- CHALLENGE:
Read through the records below and copy each line that uses the word "ylabel".

- RECORDS FOR THIS EXERCISE:
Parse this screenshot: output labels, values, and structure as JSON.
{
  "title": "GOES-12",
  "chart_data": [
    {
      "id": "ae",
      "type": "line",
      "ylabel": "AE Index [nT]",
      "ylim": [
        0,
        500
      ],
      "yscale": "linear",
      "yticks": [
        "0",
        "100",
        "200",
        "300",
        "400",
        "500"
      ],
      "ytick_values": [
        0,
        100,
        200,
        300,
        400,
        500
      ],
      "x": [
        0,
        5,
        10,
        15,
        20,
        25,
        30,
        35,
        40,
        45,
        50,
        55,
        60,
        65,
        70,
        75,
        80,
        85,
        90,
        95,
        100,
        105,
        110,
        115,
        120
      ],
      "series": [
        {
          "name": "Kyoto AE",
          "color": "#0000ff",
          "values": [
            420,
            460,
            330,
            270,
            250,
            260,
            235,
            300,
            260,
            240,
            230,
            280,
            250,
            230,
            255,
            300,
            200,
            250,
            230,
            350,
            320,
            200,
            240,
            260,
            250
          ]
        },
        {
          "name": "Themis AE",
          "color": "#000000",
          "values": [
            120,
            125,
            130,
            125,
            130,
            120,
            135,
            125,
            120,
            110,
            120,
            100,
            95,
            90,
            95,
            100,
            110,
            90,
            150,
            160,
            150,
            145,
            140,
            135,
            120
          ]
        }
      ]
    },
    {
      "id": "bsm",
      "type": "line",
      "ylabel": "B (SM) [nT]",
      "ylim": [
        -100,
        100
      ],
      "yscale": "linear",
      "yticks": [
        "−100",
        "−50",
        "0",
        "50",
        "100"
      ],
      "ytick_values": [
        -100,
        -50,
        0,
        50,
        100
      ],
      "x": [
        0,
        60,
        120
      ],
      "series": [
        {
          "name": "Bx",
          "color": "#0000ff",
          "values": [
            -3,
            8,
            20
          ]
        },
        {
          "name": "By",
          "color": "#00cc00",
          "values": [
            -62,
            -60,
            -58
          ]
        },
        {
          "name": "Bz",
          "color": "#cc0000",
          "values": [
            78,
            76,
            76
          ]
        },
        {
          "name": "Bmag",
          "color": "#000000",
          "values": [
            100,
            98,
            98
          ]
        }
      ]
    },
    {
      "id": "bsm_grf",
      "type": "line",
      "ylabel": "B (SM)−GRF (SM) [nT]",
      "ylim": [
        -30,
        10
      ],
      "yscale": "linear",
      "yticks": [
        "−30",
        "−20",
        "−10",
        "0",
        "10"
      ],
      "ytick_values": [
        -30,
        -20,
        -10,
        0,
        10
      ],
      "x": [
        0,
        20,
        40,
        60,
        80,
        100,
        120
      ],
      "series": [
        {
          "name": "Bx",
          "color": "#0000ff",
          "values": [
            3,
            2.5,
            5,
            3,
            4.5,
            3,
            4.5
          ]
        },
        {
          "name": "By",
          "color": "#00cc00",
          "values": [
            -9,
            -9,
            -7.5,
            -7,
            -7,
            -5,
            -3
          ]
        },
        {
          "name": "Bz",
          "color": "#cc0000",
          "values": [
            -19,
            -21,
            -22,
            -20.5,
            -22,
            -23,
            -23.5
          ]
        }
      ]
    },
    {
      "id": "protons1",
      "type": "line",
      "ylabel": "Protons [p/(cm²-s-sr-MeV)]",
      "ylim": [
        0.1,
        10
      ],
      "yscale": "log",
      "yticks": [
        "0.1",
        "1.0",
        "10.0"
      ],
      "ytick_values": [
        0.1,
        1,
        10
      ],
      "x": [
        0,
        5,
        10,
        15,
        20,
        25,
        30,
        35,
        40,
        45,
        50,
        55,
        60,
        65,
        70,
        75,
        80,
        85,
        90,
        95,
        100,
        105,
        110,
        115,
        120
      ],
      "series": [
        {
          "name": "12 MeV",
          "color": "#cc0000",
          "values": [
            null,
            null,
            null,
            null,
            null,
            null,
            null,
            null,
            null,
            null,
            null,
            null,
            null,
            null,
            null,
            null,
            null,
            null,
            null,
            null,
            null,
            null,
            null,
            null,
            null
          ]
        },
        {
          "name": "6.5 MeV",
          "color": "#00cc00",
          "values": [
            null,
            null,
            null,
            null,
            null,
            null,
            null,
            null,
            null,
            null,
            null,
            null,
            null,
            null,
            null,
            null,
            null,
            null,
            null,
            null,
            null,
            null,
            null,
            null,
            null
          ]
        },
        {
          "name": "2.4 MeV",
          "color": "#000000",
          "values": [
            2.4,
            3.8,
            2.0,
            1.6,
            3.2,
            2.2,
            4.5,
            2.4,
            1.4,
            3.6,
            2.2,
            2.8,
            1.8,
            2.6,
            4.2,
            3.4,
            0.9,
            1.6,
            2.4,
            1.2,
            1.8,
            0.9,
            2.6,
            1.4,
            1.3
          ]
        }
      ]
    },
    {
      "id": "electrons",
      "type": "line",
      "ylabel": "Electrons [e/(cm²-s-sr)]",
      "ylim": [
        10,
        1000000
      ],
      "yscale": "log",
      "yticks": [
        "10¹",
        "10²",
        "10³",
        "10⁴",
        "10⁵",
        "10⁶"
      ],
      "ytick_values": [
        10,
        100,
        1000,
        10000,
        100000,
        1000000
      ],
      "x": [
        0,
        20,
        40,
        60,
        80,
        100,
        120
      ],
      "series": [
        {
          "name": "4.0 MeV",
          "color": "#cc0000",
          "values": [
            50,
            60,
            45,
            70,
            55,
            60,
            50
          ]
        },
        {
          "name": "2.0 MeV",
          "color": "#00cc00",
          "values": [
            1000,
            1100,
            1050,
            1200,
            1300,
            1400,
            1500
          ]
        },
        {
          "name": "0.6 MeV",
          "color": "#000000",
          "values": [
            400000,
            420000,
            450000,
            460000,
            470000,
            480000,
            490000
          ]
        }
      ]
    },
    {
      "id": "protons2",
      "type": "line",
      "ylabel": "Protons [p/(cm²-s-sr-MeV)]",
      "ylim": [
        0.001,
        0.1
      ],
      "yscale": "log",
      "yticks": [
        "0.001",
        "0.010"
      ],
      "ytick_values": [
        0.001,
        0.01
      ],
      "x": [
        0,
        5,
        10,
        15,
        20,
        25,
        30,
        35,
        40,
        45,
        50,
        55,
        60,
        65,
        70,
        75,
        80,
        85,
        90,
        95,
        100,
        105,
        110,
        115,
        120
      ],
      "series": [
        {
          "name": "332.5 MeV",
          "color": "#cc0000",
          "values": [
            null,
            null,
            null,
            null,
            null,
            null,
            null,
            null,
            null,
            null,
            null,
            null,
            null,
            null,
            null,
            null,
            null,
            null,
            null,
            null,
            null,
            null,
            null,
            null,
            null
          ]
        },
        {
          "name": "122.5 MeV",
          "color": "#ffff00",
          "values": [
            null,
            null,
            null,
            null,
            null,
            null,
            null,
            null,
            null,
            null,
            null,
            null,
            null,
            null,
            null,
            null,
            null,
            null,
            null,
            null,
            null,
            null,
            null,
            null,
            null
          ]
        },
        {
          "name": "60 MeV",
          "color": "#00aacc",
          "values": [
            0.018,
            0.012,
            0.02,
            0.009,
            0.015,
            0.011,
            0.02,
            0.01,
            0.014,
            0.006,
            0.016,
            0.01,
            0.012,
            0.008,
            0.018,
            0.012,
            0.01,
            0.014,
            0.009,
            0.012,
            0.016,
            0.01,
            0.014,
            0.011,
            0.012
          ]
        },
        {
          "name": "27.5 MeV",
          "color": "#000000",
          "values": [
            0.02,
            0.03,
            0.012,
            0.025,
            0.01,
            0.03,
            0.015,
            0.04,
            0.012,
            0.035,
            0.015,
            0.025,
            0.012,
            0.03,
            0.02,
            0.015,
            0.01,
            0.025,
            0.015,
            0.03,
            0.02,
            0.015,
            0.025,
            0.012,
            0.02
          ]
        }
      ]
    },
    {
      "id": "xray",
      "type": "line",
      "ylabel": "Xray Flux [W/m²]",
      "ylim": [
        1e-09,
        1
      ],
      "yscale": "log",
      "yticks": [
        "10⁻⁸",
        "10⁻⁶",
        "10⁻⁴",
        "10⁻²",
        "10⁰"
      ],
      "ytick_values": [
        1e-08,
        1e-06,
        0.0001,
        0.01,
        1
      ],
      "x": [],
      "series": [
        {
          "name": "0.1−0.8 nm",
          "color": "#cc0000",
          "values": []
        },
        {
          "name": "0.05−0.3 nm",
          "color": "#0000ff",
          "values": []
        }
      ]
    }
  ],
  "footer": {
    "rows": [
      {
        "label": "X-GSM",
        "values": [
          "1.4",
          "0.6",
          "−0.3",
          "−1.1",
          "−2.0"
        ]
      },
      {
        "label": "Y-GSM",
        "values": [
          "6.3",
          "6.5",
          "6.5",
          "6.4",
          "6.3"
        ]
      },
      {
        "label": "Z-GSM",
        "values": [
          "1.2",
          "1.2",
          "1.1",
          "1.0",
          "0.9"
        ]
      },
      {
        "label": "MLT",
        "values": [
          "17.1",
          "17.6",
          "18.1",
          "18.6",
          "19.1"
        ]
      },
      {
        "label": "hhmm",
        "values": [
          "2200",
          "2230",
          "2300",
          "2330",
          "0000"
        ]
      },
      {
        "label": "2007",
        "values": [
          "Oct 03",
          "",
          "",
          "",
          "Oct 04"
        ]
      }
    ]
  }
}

- RESULT FOR THIS EXERCISE:
      "ylabel": "AE Index [nT]",
      "ylabel": "B (SM) [nT]",
      "ylabel": "B (SM)−GRF (SM) [nT]",
      "ylabel": "Protons [p/(cm²-s-sr-MeV)]",
      "ylabel": "Electrons [e/(cm²-s-sr)]",
      "ylabel": "Protons [p/(cm²-s-sr-MeV)]",
      "ylabel": "Xray Flux [W/m²]",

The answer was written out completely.